[start]
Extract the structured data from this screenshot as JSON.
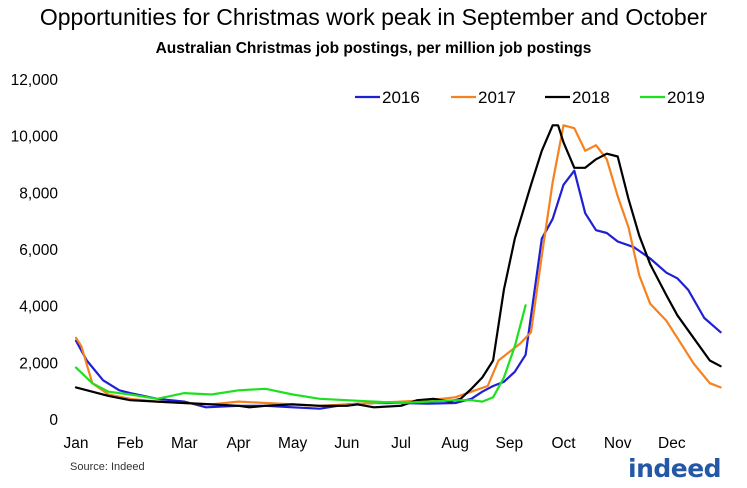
{
  "chart_data": {
    "type": "line",
    "title": "Opportunities for Christmas work peak in September and October",
    "subtitle": "Australian Christmas job postings, per million job postings",
    "xlabel": "",
    "ylabel": "",
    "x_ticks": [
      "Jan",
      "Feb",
      "Mar",
      "Apr",
      "May",
      "Jun",
      "Jul",
      "Aug",
      "Sep",
      "Oct",
      "Nov",
      "Dec"
    ],
    "y_ticks": [
      "0",
      "2,000",
      "4,000",
      "6,000",
      "8,000",
      "10,000",
      "12,000"
    ],
    "xlim": [
      0,
      12
    ],
    "ylim": [
      0,
      12000
    ],
    "grid": false,
    "legend": "top-right",
    "x_unit_note": "month index: 0 = start of Jan",
    "series": [
      {
        "name": "2016",
        "color": "#1f1fd6",
        "x": [
          0.0,
          0.2,
          0.5,
          0.8,
          1.0,
          1.5,
          2.0,
          2.4,
          3.0,
          3.5,
          4.0,
          4.5,
          5.0,
          5.5,
          6.0,
          6.5,
          7.0,
          7.3,
          7.5,
          7.7,
          7.9,
          8.1,
          8.3,
          8.6,
          8.8,
          9.0,
          9.2,
          9.4,
          9.6,
          9.8,
          10.0,
          10.3,
          10.6,
          10.9,
          11.1,
          11.3,
          11.6,
          11.9
        ],
        "y": [
          2800,
          2100,
          1400,
          1050,
          950,
          750,
          650,
          450,
          500,
          500,
          450,
          400,
          550,
          600,
          600,
          580,
          600,
          750,
          1000,
          1200,
          1350,
          1700,
          2300,
          6400,
          7100,
          8300,
          8800,
          7300,
          6700,
          6600,
          6300,
          6100,
          5700,
          5200,
          5000,
          4600,
          3600,
          3100
        ]
      },
      {
        "name": "2017",
        "color": "#f5821f",
        "x": [
          0.0,
          0.1,
          0.3,
          0.6,
          1.0,
          1.5,
          2.0,
          2.5,
          3.0,
          3.5,
          4.0,
          4.5,
          5.0,
          5.5,
          6.0,
          6.5,
          7.0,
          7.3,
          7.6,
          7.8,
          8.0,
          8.2,
          8.4,
          8.6,
          8.8,
          9.0,
          9.2,
          9.4,
          9.6,
          9.8,
          10.0,
          10.2,
          10.4,
          10.6,
          10.9,
          11.1,
          11.4,
          11.7,
          11.9
        ],
        "y": [
          2900,
          2600,
          1300,
          900,
          750,
          650,
          600,
          550,
          650,
          600,
          550,
          500,
          550,
          600,
          650,
          700,
          800,
          1000,
          1200,
          2100,
          2400,
          2700,
          3100,
          5800,
          8400,
          10400,
          10300,
          9500,
          9700,
          9200,
          7900,
          6800,
          5100,
          4100,
          3500,
          2900,
          2000,
          1300,
          1150
        ]
      },
      {
        "name": "2018",
        "color": "#000000",
        "x": [
          0.0,
          0.3,
          0.6,
          1.0,
          1.5,
          2.0,
          2.5,
          3.0,
          3.2,
          3.5,
          4.0,
          4.5,
          5.0,
          5.2,
          5.5,
          6.0,
          6.3,
          6.6,
          6.9,
          7.1,
          7.3,
          7.5,
          7.7,
          7.9,
          8.1,
          8.4,
          8.6,
          8.8,
          8.9,
          9.0,
          9.2,
          9.4,
          9.6,
          9.8,
          10.0,
          10.2,
          10.4,
          10.6,
          10.9,
          11.1,
          11.4,
          11.7,
          11.9
        ],
        "y": [
          1150,
          1000,
          850,
          700,
          650,
          600,
          550,
          500,
          450,
          500,
          550,
          500,
          500,
          550,
          450,
          500,
          700,
          750,
          650,
          750,
          1100,
          1500,
          2100,
          4600,
          6400,
          8300,
          9500,
          10400,
          10400,
          9800,
          8900,
          8900,
          9200,
          9400,
          9300,
          7800,
          6500,
          5500,
          4400,
          3700,
          2900,
          2100,
          1900
        ]
      },
      {
        "name": "2019",
        "color": "#1ee01e",
        "x": [
          0.0,
          0.3,
          0.6,
          1.0,
          1.5,
          2.0,
          2.5,
          3.0,
          3.5,
          4.0,
          4.5,
          5.0,
          5.5,
          6.0,
          6.5,
          7.0,
          7.3,
          7.5,
          7.7,
          7.9,
          8.1,
          8.3
        ],
        "y": [
          1850,
          1300,
          1000,
          900,
          750,
          950,
          900,
          1050,
          1100,
          900,
          750,
          700,
          650,
          600,
          650,
          700,
          700,
          650,
          800,
          1500,
          2600,
          4050
        ]
      }
    ]
  },
  "source": "Source: Indeed",
  "brand": {
    "name": "indeed",
    "color": "#2557a7"
  }
}
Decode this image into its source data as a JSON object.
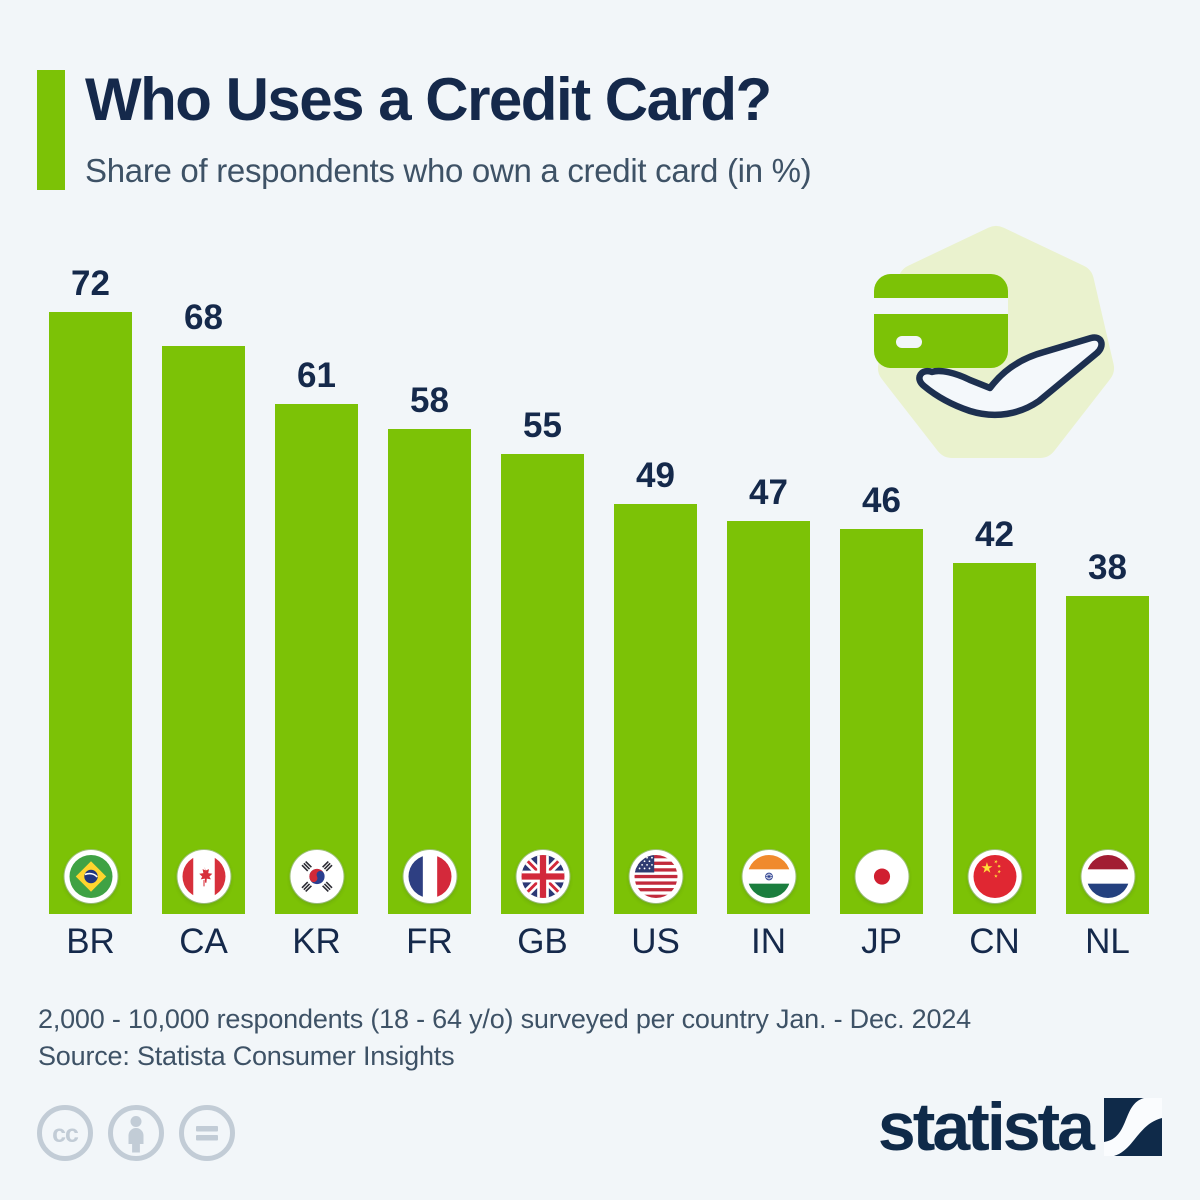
{
  "page": {
    "background": "#F2F6F9",
    "accent_green": "#7CC206",
    "navy": "#15294B",
    "blob_color": "#EAF2CE"
  },
  "header": {
    "title": "Who Uses a Credit Card?",
    "subtitle": "Share of respondents who own a credit card (in %)"
  },
  "illustration": {
    "name": "credit-card-in-hand",
    "card_color": "#7CC206",
    "blob_color": "#EAF2CE"
  },
  "chart_data": {
    "type": "bar",
    "title": "Who Uses a Credit Card?",
    "ylabel": "Share of respondents who own a credit card (%)",
    "categories": [
      "BR",
      "CA",
      "KR",
      "FR",
      "GB",
      "US",
      "IN",
      "JP",
      "CN",
      "NL"
    ],
    "values": [
      72,
      68,
      61,
      58,
      55,
      49,
      47,
      46,
      42,
      38
    ],
    "unit": "%",
    "ylim": [
      0,
      72
    ],
    "grid": false,
    "legend": "none",
    "bar_color": "#7CC206",
    "value_labels_shown": true,
    "flag_icons": [
      "flag-br-icon",
      "flag-ca-icon",
      "flag-kr-icon",
      "flag-fr-icon",
      "flag-gb-icon",
      "flag-us-icon",
      "flag-in-icon",
      "flag-jp-icon",
      "flag-cn-icon",
      "flag-nl-icon"
    ]
  },
  "footer": {
    "note": "2,000 - 10,000 respondents (18 - 64 y/o) surveyed per country Jan. - Dec. 2024",
    "source": "Source: Statista Consumer Insights"
  },
  "branding": {
    "cc_text": "cc",
    "license_icons": [
      "cc-icon",
      "attribution-person-icon",
      "no-derivatives-icon"
    ],
    "logo_text": "statista"
  }
}
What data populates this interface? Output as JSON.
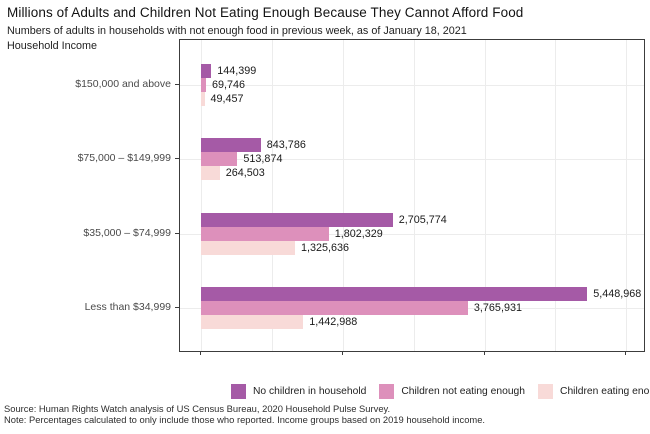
{
  "header": {
    "title": "Millions of Adults and Children Not Eating Enough Because They Cannot Afford Food",
    "subtitle": "Numbers of adults in households with not enough food in previous week, as of January 18, 2021",
    "y_axis_title": "Household Income"
  },
  "chart_data": {
    "type": "bar",
    "orientation": "horizontal",
    "categories": [
      "$150,000 and above",
      "$75,000 – $149,999",
      "$35,000 – $74,999",
      "Less than $34,999"
    ],
    "series": [
      {
        "name": "No children in household",
        "color": "#a55aa6",
        "values": [
          144399,
          843786,
          2705774,
          5448968
        ]
      },
      {
        "name": "Children not eating enough",
        "color": "#dd90bb",
        "values": [
          69746,
          513874,
          1802329,
          3765931
        ]
      },
      {
        "name": "Children eating enough",
        "color": "#f8dad8",
        "values": [
          49457,
          264503,
          1325636,
          1442988
        ]
      }
    ],
    "value_labels": [
      [
        "144,399",
        "843,786",
        "2,705,774",
        "5,448,968"
      ],
      [
        "69,746",
        "513,874",
        "1,802,329",
        "3,765,931"
      ],
      [
        "49,457",
        "264,503",
        "1,325,636",
        "1,442,988"
      ]
    ],
    "xlim": [
      0,
      6250000
    ],
    "x_major_grid_step": 1000000,
    "x_tick_step": 2000000,
    "grid": true,
    "legend_position": "bottom",
    "axis_color": "#3c3c3c",
    "grid_color": "#ececec"
  },
  "footer": {
    "source": "Source: Human Rights Watch analysis of US Census Bureau, 2020 Household Pulse Survey.",
    "note": "Note: Percentages calculated to only include those who reported. Income groups based on 2019 household income."
  }
}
[end]
> [Task to complete]: Locate the lines above that hold the word "JSON". Show every one of them.

> [Response]:
Extract the structured data from this screenshot as JSON.
Decode this image into its source data as a JSON object.
What data populates this interface? Output as JSON.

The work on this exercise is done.